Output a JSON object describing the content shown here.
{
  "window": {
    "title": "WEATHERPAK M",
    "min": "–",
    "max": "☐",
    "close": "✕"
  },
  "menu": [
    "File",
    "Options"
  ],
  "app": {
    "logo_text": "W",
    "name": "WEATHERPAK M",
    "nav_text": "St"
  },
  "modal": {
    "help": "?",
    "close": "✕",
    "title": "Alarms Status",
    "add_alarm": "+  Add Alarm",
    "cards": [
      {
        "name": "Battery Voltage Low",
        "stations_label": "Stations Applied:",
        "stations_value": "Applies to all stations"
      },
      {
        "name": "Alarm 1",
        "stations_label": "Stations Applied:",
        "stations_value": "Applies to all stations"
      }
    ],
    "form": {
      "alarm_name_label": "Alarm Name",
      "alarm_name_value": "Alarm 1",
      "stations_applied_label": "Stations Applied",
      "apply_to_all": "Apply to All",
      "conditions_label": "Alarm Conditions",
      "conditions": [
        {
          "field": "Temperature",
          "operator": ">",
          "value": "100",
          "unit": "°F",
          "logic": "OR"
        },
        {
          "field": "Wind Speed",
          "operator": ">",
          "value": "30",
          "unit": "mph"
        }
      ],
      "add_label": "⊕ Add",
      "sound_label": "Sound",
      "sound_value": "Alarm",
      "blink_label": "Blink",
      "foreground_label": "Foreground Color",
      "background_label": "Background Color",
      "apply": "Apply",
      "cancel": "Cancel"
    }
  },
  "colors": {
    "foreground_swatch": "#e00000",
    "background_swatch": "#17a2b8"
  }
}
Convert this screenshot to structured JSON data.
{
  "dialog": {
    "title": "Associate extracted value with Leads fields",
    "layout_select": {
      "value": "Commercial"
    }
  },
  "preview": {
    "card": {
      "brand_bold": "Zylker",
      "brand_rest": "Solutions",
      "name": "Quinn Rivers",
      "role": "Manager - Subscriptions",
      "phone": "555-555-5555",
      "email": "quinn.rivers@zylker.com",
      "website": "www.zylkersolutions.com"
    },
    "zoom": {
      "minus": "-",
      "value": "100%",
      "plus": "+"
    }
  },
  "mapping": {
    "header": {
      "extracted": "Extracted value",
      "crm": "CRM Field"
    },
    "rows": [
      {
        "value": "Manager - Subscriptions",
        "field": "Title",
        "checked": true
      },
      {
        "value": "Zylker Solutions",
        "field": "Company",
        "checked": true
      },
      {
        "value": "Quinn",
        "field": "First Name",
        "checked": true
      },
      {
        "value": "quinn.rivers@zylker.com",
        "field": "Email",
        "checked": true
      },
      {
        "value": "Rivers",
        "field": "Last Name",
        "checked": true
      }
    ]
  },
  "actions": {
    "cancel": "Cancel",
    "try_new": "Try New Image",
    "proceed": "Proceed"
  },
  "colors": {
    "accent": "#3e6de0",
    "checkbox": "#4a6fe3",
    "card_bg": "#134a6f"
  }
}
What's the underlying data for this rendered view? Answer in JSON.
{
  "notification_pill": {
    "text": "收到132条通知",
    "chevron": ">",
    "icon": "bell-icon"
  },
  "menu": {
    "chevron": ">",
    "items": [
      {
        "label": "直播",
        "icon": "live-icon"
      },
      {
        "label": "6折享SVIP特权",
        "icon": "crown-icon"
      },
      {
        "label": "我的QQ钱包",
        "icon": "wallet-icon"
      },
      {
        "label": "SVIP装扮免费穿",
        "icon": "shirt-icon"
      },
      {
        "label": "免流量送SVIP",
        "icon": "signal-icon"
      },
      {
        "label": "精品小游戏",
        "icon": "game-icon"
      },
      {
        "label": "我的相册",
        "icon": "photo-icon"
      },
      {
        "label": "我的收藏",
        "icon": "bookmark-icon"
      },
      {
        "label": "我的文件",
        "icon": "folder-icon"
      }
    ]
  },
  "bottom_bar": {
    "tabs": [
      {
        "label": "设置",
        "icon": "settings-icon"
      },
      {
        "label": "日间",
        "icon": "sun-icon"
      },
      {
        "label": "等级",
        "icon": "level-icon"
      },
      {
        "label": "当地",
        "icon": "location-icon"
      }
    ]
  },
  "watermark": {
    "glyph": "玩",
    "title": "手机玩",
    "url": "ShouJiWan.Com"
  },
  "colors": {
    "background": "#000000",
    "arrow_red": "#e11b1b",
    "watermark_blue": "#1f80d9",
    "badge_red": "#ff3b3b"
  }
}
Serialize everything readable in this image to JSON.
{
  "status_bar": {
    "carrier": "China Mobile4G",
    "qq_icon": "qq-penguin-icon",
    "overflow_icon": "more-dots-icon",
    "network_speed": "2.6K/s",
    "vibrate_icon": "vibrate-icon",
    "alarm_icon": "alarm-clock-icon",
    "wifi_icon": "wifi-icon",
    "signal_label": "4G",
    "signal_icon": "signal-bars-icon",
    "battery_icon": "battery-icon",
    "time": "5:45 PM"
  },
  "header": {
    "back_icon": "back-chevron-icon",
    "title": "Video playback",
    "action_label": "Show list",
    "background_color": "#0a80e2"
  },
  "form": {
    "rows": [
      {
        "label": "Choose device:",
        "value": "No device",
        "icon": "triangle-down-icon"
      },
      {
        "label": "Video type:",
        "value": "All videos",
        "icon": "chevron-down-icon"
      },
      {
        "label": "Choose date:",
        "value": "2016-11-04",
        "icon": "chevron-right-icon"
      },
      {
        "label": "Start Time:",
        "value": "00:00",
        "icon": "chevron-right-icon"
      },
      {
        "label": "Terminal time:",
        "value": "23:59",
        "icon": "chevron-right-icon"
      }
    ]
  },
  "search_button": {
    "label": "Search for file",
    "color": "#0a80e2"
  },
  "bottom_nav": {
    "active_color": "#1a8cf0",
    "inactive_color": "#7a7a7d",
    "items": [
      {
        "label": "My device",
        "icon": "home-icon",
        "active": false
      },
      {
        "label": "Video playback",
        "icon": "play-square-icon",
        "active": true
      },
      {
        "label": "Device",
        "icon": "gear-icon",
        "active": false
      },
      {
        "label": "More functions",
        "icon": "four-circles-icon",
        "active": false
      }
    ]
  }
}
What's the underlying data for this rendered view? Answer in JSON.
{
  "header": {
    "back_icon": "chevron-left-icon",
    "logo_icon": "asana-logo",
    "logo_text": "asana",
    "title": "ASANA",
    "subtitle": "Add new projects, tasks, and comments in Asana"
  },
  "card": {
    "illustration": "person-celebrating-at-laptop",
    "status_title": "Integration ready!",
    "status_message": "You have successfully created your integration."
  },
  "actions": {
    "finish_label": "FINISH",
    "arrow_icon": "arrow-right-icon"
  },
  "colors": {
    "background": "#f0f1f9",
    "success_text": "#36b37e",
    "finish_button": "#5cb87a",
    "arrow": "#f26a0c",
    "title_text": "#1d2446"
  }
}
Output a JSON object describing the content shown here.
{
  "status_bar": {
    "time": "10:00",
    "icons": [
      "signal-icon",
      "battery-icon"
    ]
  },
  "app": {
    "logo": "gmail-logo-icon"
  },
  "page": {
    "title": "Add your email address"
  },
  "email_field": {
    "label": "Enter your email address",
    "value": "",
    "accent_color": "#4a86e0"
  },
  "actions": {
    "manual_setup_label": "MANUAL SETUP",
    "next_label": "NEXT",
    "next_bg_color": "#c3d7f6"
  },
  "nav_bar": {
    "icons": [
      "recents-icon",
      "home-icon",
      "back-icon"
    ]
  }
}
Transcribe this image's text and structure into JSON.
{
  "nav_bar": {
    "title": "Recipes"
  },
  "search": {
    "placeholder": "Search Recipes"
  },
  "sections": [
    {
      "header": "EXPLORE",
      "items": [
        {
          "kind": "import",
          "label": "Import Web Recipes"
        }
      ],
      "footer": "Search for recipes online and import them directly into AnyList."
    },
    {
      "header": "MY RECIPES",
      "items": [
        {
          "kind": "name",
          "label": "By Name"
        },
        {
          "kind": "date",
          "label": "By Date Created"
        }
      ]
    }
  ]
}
======
** Set task **
Identify every line where the string "down" appears.

** The answer **
        "icon": "triangle-down-icon"
        "icon": "chevron-down-icon"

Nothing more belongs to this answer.